── Exercise material
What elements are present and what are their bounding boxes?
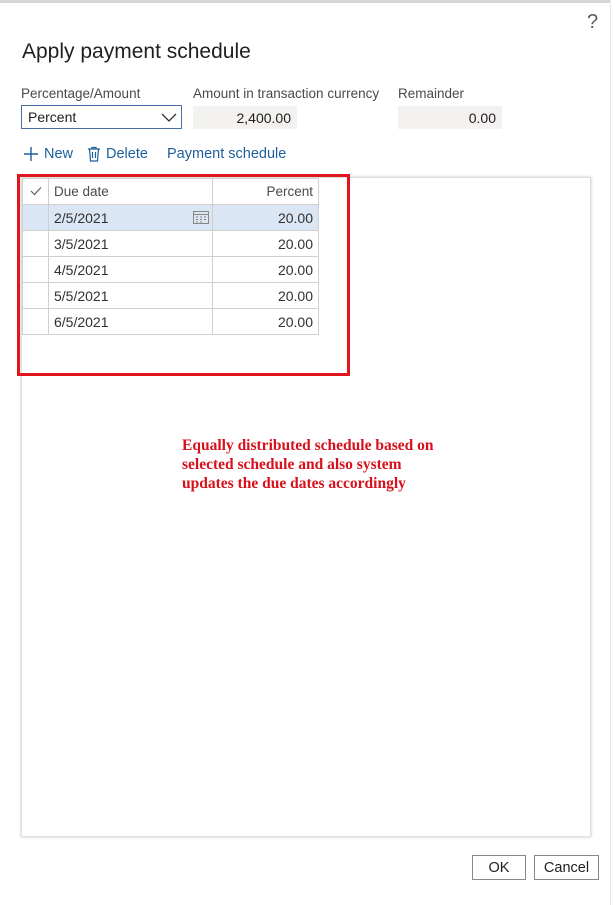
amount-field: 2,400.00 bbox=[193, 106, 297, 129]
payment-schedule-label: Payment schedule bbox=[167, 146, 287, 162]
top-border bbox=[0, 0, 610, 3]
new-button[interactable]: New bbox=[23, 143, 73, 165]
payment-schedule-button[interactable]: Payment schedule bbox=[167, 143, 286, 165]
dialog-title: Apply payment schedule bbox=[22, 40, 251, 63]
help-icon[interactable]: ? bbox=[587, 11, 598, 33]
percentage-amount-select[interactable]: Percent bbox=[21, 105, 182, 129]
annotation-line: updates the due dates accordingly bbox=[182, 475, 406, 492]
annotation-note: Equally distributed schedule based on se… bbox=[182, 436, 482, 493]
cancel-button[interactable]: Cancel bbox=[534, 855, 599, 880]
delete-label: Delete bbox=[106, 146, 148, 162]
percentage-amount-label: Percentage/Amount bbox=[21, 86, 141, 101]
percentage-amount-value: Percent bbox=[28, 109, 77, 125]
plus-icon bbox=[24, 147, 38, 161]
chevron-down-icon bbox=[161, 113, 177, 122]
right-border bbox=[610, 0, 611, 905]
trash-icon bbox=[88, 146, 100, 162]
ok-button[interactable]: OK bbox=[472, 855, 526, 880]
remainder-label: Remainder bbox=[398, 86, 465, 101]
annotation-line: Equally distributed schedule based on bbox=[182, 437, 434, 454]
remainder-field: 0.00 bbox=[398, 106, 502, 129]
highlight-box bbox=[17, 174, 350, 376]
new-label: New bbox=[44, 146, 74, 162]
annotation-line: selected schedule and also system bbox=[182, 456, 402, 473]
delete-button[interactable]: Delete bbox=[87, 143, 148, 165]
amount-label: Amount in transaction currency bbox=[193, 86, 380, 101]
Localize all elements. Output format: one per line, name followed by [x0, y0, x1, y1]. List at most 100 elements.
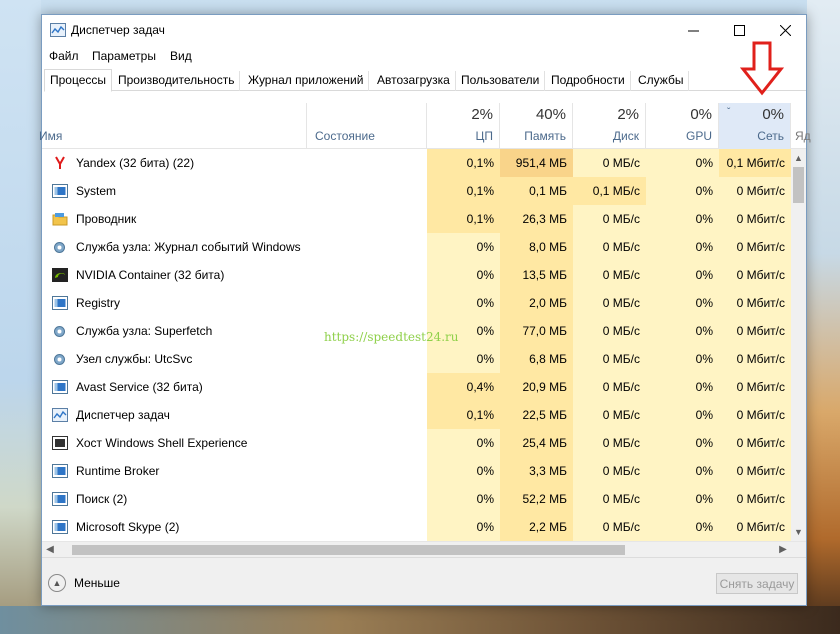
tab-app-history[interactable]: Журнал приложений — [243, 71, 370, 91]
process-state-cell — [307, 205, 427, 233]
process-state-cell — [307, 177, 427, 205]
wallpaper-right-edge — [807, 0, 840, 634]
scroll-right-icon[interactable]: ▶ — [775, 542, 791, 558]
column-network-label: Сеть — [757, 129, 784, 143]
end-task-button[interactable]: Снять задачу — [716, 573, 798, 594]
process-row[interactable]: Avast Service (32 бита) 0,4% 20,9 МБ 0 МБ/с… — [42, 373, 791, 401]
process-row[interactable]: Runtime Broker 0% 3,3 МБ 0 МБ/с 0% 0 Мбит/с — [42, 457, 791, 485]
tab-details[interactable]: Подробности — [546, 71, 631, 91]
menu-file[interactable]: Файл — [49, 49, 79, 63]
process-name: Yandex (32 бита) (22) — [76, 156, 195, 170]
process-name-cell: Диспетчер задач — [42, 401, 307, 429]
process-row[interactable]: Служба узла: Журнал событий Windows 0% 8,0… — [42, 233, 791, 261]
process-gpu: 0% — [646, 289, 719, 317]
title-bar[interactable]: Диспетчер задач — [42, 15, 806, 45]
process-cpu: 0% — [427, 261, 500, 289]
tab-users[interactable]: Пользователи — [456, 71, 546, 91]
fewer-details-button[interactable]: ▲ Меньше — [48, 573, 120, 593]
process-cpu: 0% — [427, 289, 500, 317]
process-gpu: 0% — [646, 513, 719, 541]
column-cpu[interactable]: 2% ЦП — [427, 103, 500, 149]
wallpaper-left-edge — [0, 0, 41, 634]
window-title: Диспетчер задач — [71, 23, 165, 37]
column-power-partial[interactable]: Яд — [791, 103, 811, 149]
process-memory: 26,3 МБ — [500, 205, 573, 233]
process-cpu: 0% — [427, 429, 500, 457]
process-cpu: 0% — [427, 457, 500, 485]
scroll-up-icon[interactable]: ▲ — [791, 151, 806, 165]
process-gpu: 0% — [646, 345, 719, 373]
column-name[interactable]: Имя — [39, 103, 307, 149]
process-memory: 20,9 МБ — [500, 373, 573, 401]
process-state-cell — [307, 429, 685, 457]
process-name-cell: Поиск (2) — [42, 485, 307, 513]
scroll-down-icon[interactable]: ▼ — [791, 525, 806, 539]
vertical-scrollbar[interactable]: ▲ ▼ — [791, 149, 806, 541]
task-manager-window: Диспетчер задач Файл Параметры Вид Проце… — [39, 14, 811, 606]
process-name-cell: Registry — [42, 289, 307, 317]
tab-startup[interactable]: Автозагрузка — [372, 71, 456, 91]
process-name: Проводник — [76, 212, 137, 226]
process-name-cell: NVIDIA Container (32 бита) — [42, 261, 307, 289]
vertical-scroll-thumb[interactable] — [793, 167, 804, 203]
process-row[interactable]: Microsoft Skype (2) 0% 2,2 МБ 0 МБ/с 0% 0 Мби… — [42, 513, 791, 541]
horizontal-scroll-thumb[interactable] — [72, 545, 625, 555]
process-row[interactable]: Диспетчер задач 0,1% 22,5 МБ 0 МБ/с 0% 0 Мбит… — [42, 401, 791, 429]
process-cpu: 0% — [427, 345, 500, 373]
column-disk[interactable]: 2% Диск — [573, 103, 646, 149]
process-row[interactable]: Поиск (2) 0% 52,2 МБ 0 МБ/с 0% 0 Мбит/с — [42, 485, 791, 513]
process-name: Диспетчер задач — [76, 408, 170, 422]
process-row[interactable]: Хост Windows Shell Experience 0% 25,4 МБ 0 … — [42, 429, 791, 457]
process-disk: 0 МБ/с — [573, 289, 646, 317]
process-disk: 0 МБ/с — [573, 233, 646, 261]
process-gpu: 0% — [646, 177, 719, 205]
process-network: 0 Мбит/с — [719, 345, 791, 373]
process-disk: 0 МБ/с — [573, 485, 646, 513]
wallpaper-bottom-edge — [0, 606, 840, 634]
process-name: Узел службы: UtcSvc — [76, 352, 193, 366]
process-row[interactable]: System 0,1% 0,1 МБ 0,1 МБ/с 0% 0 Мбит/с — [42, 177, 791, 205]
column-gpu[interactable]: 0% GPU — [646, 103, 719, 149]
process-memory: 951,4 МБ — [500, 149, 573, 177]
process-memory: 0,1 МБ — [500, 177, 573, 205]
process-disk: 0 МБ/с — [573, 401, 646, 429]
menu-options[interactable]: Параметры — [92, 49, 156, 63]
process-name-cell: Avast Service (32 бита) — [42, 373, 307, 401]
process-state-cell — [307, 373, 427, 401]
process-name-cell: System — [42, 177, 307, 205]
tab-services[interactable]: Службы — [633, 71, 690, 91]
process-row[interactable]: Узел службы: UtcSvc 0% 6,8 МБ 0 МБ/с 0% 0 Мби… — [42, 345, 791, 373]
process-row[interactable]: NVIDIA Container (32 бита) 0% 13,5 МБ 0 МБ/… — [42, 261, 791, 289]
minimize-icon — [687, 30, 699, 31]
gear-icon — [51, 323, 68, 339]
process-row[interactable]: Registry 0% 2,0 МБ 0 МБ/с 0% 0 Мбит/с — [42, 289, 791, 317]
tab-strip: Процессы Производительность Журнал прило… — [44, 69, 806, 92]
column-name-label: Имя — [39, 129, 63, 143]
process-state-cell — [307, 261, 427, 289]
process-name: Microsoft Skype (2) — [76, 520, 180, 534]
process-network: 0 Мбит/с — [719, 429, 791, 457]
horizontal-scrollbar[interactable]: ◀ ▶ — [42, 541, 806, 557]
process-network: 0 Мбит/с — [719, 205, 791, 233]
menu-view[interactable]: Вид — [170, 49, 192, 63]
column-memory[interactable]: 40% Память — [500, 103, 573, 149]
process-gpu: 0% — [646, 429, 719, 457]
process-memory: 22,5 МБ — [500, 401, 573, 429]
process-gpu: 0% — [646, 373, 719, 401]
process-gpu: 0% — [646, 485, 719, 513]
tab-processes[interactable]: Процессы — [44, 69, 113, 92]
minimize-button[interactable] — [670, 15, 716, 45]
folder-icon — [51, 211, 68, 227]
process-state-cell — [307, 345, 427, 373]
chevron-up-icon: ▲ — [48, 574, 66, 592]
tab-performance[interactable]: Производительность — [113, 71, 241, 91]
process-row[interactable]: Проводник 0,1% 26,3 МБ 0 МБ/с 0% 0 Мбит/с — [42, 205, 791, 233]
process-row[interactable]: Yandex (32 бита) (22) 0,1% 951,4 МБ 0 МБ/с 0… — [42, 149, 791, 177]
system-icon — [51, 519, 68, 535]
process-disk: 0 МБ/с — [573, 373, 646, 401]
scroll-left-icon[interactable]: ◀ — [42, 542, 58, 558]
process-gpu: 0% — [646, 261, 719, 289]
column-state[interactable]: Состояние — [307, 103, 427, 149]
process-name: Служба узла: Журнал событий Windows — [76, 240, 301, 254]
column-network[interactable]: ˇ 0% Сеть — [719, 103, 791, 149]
────
### What you have to do
Return, unchanged, the lines running from the one containing "amount-field: 2,400.00 bbox=[193, 106, 297, 129]" through the one containing "annotation-line: updates the", including both of those lines.

### Complete output
amount-field: 2,400.00 bbox=[193, 106, 297, 129]
payment-schedule-label: Payment schedule bbox=[167, 146, 287, 162]
top-border bbox=[0, 0, 610, 3]
new-button[interactable]: New bbox=[23, 143, 73, 165]
payment-schedule-button[interactable]: Payment schedule bbox=[167, 143, 286, 165]
dialog-title: Apply payment schedule bbox=[22, 40, 251, 63]
help-icon[interactable]: ? bbox=[587, 11, 598, 33]
percentage-amount-select[interactable]: Percent bbox=[21, 105, 182, 129]
annotation-line: updates the due dates accordingly bbox=[182, 475, 406, 492]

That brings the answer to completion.